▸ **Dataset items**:
+--

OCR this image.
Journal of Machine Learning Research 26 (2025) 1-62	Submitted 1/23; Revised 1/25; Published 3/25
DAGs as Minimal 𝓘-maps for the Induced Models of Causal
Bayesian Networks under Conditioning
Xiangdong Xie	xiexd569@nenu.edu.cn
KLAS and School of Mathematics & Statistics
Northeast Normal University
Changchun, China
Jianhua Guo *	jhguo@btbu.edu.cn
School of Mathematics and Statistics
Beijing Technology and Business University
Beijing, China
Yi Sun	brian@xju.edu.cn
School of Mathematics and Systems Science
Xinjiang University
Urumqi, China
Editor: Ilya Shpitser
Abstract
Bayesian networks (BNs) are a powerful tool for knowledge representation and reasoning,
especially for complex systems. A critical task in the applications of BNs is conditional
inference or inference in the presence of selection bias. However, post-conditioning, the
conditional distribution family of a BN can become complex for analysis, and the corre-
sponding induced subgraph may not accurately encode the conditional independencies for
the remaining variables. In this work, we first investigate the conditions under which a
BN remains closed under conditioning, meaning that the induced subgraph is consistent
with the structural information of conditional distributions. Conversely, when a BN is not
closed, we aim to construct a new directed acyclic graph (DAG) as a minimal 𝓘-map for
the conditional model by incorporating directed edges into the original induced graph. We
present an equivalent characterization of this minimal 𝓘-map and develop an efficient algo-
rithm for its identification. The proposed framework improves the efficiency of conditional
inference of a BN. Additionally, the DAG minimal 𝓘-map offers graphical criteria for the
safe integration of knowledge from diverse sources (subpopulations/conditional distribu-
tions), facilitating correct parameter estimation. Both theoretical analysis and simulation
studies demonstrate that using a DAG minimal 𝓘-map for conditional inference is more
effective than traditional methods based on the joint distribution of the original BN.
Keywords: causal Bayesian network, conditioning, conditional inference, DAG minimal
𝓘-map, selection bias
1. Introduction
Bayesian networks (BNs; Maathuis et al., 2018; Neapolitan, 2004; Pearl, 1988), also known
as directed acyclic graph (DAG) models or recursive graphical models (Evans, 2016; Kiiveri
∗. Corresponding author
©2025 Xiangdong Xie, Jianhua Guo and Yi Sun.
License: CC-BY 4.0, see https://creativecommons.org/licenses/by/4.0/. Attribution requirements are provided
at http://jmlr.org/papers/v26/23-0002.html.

+--

▸ **Exercise**: Output the entries verbatim.

▸ **Completed task**:
OCR this image.
Journal of Machine Learning Research 26 (2025) 1-62	Submitted 1/23; Revised 1/25; Published 3/25
DAGs as Minimal 𝓘-maps for the Induced Models of Causal
Bayesian Networks under Conditioning
Xiangdong Xie	xiexd569@nenu.edu.cn
KLAS and School of Mathematics & Statistics
Northeast Normal University
Changchun, China
Jianhua Guo *	jhguo@btbu.edu.cn
School of Mathematics and Statistics
Beijing Technology and Business University
Beijing, China
Yi Sun	brian@xju.edu.cn
School of Mathematics and Systems Science
Xinjiang University
Urumqi, China
Editor: Ilya Shpitser
Abstract
Bayesian networks (BNs) are a powerful tool for knowledge representation and reasoning,
especially for complex systems. A critical task in the applications of BNs is conditional
inference or inference in the presence of selection bias. However, post-conditioning, the
conditional distribution family of a BN can become complex for analysis, and the corre-
sponding induced subgraph may not accurately encode the conditional independencies for
the remaining variables. In this work, we first investigate the conditions under which a
BN remains closed under conditioning, meaning that the induced subgraph is consistent
with the structural information of conditional distributions. Conversely, when a BN is not
closed, we aim to construct a new directed acyclic graph (DAG) as a minimal 𝓘-map for
the conditional model by incorporating directed edges into the original induced graph. We
present an equivalent characterization of this minimal 𝓘-map and develop an efficient algo-
rithm for its identification. The proposed framework improves the efficiency of conditional
inference of a BN. Additionally, the DAG minimal 𝓘-map offers graphical criteria for the
safe integration of knowledge from diverse sources (subpopulations/conditional distribu-
tions), facilitating correct parameter estimation. Both theoretical analysis and simulation
studies demonstrate that using a DAG minimal 𝓘-map for conditional inference is more
effective than traditional methods based on the joint distribution of the original BN.
Keywords: causal Bayesian network, conditioning, conditional inference, DAG minimal
𝓘-map, selection bias
1. Introduction
Bayesian networks (BNs; Maathuis et al., 2018; Neapolitan, 2004; Pearl, 1988), also known
as directed acyclic graph (DAG) models or recursive graphical models (Evans, 2016; Kiiveri
∗. Corresponding author
©2025 Xiangdong Xie, Jianhua Guo and Yi Sun.
License: CC-BY 4.0, see https://creativecommons.org/licenses/by/4.0/. Attribution requirements are provided
at http://jmlr.org/papers/v26/23-0002.html.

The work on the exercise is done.